▶ [Direction]:
Could you update the lines below by changing every "thanks-line" to "gratitude-line" and keeping everything else the same, with the pictures left out?

▶ [Material for this exercise]:
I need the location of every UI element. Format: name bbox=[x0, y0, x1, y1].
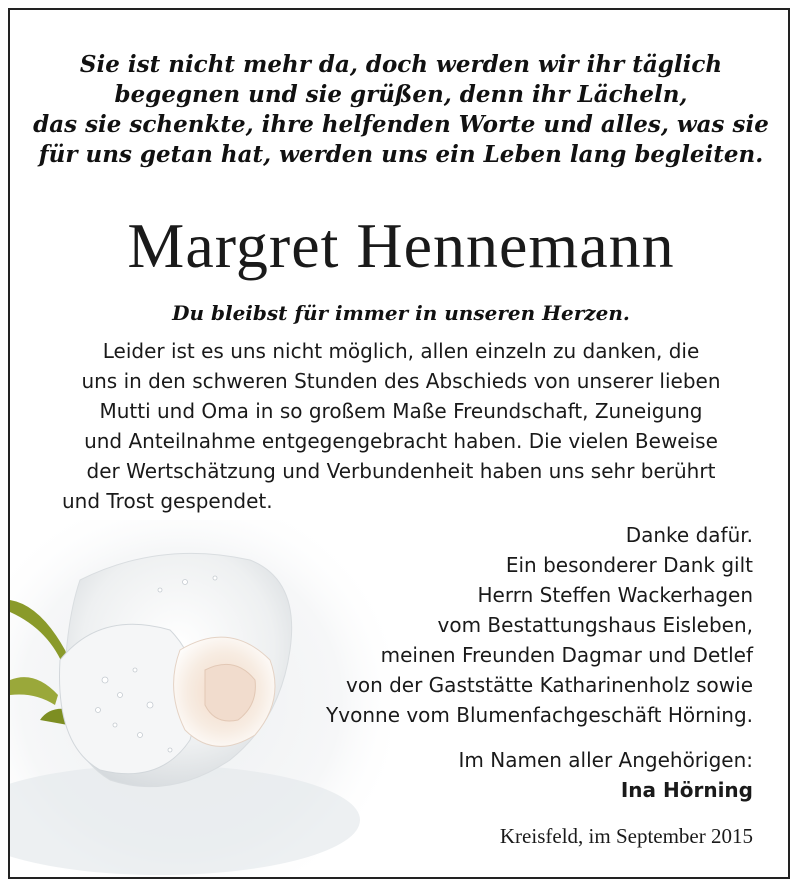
thank-you-text bbox=[10, 336, 790, 516]
place-and-date: Kreisfeld, im September 2015 bbox=[499, 824, 753, 848]
thanks-line: Yvonne vom Blumenfachgeschäft Hörning. bbox=[326, 703, 753, 727]
body-line: und Trost gespendet. bbox=[62, 489, 273, 513]
poem-line: begegnen und sie grüßen, denn ihr Lächeln, bbox=[114, 81, 688, 108]
body-line: der Wertschätzung und Verbundenheit haben uns sehr berührt bbox=[86, 459, 716, 483]
deceased-name: Margret Hennemann bbox=[127, 210, 675, 281]
poem-line: das sie schenkte, ihre helfenden Worte und alles, was sie bbox=[33, 111, 769, 138]
body-line: Mutti und Oma in so großem Maße Freundschaft, Zuneigung bbox=[99, 399, 703, 423]
thanks-line: Herrn Steffen Wackerhagen bbox=[477, 583, 753, 607]
thanks-line: meinen Freunden Dagmar und Detlef bbox=[380, 643, 753, 667]
obituary-frame bbox=[8, 8, 790, 879]
body-line: und Anteilnahme entgegengebracht haben. Die vielen Beweise bbox=[84, 429, 718, 453]
special-thanks bbox=[326, 520, 753, 730]
thanks-line: vom Bestattungshaus Eisleben, bbox=[437, 613, 753, 637]
poem-line: für uns getan hat, werden uns ein Leben lang begleiten. bbox=[38, 141, 764, 168]
body-line: Leider ist es uns nicht möglich, allen einzeln zu danken, die bbox=[102, 339, 700, 363]
signature-intro: Im Namen aller Angehörigen: bbox=[458, 748, 753, 772]
thanks-line: von der Gaststätte Katharinenholz sowie bbox=[346, 673, 753, 697]
poem-line: Sie ist nicht mehr da, doch werden wir ihr täglich bbox=[79, 51, 723, 78]
signature-block bbox=[459, 745, 754, 805]
memorial-poem bbox=[10, 50, 790, 170]
thanks-line: Ein besonderer Dank gilt bbox=[505, 553, 753, 577]
thanks-line: Danke dafür. bbox=[625, 523, 753, 547]
memorial-subtitle: Du bleibst für immer in unseren Herzen. bbox=[172, 301, 630, 325]
body-line: uns in den schweren Stunden des Abschieds von unserer lieben bbox=[81, 369, 721, 393]
signature-name: Ina Hörning bbox=[620, 778, 753, 802]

▶ [Solution to this task]:
I need the location of every UI element. Format: name bbox=[x0, y0, x1, y1].
thank-you-text bbox=[10, 336, 790, 516]
place-and-date: Kreisfeld, im September 2015 bbox=[499, 824, 753, 848]
gratitude-line: Yvonne vom Blumenfachgeschäft Hörning. bbox=[326, 703, 753, 727]
body-line: und Trost gespendet. bbox=[62, 489, 273, 513]
poem-line: begegnen und sie grüßen, denn ihr Lächeln, bbox=[114, 81, 688, 108]
body-line: der Wertschätzung und Verbundenheit haben uns sehr berührt bbox=[86, 459, 716, 483]
deceased-name: Margret Hennemann bbox=[127, 210, 675, 281]
poem-line: das sie schenkte, ihre helfenden Worte und alles, was sie bbox=[33, 111, 769, 138]
body-line: Mutti und Oma in so großem Maße Freundschaft, Zuneigung bbox=[99, 399, 703, 423]
gratitude-line: Herrn Steffen Wackerhagen bbox=[477, 583, 753, 607]
gratitude-line: meinen Freunden Dagmar und Detlef bbox=[380, 643, 753, 667]
obituary-frame bbox=[8, 8, 790, 879]
body-line: und Anteilnahme entgegengebracht haben. Die vielen Beweise bbox=[84, 429, 718, 453]
special-thanks bbox=[326, 520, 753, 730]
gratitude-line: vom Bestattungshaus Eisleben, bbox=[437, 613, 753, 637]
poem-line: für uns getan hat, werden uns ein Leben lang begleiten. bbox=[38, 141, 764, 168]
body-line: Leider ist es uns nicht möglich, allen einzeln zu danken, die bbox=[102, 339, 700, 363]
signature-intro: Im Namen aller Angehörigen: bbox=[458, 748, 753, 772]
gratitude-line: von der Gaststätte Katharinenholz sowie bbox=[346, 673, 753, 697]
poem-line: Sie ist nicht mehr da, doch werden wir ihr täglich bbox=[79, 51, 723, 78]
signature-block bbox=[459, 745, 754, 805]
memorial-poem bbox=[10, 50, 790, 170]
gratitude-line: Ein besonderer Dank gilt bbox=[505, 553, 753, 577]
gratitude-line: Danke dafür. bbox=[625, 523, 753, 547]
memorial-subtitle: Du bleibst für immer in unseren Herzen. bbox=[172, 301, 630, 325]
body-line: uns in den schweren Stunden des Abschieds von unserer lieben bbox=[81, 369, 721, 393]
signature-name: Ina Hörning bbox=[620, 778, 753, 802]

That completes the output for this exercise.